> [The problem]
Copy out word for word the lines from the start of the records below through the line containing "header-name-label: Name [831, 513, 864, 527]", with both ends included.

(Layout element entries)

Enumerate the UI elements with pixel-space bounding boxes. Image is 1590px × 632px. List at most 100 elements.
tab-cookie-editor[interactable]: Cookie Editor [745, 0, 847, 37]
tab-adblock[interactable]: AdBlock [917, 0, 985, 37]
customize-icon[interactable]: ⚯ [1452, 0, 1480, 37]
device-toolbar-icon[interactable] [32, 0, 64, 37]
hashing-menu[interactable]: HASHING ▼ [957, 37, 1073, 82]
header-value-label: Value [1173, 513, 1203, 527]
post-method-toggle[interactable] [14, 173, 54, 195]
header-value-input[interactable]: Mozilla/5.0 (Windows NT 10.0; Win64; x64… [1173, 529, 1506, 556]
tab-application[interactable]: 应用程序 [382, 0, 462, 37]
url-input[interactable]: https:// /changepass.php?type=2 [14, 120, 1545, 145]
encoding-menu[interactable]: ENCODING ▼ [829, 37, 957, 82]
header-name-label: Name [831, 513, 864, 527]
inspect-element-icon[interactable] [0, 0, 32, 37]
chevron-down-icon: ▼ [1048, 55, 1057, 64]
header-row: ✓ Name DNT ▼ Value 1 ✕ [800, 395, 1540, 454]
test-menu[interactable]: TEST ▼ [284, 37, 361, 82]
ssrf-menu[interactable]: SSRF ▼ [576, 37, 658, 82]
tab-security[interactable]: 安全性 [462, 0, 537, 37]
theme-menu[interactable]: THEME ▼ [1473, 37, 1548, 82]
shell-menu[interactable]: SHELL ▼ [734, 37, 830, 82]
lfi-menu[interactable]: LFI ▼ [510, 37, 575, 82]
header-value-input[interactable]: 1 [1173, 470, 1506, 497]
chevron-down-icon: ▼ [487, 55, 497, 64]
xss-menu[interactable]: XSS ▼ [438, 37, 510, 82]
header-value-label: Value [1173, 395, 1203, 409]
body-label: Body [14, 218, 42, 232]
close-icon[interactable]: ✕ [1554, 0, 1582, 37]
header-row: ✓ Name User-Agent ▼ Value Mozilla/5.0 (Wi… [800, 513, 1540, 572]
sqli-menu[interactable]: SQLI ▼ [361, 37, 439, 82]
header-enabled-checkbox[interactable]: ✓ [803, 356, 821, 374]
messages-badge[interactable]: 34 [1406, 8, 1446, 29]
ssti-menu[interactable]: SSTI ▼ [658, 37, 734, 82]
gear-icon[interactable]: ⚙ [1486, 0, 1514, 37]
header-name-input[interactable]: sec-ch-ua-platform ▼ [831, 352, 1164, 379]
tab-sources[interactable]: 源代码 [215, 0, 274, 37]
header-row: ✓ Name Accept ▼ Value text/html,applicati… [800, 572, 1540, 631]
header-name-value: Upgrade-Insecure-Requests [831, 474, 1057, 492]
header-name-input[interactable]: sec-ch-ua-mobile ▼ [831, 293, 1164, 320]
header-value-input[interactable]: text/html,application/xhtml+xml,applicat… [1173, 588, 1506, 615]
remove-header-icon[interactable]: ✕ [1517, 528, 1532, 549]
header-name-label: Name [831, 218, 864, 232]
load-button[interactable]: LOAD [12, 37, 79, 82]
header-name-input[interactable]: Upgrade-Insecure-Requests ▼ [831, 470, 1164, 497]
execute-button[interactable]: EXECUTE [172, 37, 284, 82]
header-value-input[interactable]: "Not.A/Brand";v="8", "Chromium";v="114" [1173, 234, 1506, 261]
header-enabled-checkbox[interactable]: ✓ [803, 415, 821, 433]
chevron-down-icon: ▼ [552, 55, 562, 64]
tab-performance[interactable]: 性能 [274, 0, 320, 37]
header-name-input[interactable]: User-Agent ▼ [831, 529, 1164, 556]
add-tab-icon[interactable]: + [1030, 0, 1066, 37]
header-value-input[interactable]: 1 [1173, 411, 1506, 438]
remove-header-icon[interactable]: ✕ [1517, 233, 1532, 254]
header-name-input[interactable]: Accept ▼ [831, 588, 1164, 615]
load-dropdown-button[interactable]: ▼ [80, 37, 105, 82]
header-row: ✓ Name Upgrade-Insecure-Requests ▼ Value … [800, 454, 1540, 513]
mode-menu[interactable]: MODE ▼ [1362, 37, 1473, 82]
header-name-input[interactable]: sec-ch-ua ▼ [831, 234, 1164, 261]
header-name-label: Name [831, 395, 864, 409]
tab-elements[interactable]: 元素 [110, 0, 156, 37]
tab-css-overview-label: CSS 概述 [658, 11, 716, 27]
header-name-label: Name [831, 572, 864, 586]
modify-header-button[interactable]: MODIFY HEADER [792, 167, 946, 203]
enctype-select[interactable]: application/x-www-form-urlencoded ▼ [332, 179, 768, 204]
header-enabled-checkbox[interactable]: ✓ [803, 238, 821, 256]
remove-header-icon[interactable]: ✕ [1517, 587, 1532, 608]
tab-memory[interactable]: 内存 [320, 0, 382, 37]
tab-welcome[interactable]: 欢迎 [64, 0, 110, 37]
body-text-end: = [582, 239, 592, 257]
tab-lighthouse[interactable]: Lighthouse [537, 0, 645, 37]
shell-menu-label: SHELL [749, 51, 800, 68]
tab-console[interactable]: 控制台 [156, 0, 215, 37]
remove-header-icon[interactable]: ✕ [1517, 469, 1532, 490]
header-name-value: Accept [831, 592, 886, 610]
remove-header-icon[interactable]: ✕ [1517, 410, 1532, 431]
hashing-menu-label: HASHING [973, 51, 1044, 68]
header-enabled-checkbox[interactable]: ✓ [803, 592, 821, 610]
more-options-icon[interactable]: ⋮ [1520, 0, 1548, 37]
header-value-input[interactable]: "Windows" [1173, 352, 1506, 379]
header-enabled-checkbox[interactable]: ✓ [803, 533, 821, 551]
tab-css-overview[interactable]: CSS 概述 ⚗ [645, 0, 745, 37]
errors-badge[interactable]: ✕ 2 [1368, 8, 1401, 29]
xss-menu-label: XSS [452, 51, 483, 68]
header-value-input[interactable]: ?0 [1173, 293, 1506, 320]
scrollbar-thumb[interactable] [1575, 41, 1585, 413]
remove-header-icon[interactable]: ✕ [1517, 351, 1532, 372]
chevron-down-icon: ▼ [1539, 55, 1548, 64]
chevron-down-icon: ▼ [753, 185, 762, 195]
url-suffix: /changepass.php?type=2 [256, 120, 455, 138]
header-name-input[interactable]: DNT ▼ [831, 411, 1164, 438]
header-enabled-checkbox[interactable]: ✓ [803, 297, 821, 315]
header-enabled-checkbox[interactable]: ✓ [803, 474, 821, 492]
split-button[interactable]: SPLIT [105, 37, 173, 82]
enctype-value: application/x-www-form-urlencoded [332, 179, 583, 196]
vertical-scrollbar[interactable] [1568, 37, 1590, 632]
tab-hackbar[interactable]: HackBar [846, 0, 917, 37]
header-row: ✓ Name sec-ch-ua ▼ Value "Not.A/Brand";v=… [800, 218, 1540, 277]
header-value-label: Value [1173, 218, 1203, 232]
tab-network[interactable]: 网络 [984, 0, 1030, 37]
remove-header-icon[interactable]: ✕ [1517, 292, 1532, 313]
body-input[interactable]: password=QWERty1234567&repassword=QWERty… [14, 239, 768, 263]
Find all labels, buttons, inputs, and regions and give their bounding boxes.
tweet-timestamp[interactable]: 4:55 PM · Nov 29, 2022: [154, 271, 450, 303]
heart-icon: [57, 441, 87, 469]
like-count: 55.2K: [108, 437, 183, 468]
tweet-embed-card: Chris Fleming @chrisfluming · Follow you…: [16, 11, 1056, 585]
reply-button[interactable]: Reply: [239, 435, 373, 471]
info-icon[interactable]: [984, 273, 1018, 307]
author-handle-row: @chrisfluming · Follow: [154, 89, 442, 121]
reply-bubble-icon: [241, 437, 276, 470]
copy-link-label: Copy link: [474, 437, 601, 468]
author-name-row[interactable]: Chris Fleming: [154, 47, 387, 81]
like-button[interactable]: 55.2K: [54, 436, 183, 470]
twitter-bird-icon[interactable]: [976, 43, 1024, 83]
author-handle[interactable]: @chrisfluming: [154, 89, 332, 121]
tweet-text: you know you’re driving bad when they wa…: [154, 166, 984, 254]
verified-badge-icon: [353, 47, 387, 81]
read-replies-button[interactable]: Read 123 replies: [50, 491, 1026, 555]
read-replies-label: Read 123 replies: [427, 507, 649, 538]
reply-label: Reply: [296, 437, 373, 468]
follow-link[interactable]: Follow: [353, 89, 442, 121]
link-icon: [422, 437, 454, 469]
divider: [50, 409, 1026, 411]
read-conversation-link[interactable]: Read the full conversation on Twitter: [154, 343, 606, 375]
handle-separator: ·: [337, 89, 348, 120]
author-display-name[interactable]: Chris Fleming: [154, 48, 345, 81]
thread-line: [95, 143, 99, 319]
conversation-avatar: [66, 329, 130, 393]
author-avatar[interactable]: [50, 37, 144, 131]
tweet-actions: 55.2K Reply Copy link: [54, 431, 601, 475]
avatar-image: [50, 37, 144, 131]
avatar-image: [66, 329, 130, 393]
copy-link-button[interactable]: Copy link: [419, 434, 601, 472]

> [Output]
Enumerate the UI elements with pixel-space bounding boxes. Image is 1590px × 632px. List at most 100 elements.
tab-cookie-editor[interactable]: Cookie Editor [745, 0, 847, 37]
tab-adblock[interactable]: AdBlock [917, 0, 985, 37]
customize-icon[interactable]: ⚯ [1452, 0, 1480, 37]
device-toolbar-icon[interactable] [32, 0, 64, 37]
hashing-menu[interactable]: HASHING ▼ [957, 37, 1073, 82]
header-value-label: Value [1173, 513, 1203, 527]
post-method-toggle[interactable] [14, 173, 54, 195]
header-value-input[interactable]: Mozilla/5.0 (Windows NT 10.0; Win64; x64… [1173, 529, 1506, 556]
tab-application[interactable]: 应用程序 [382, 0, 462, 37]
url-input[interactable]: https:// /changepass.php?type=2 [14, 120, 1545, 145]
encoding-menu[interactable]: ENCODING ▼ [829, 37, 957, 82]
header-name-label: Name [831, 513, 864, 527]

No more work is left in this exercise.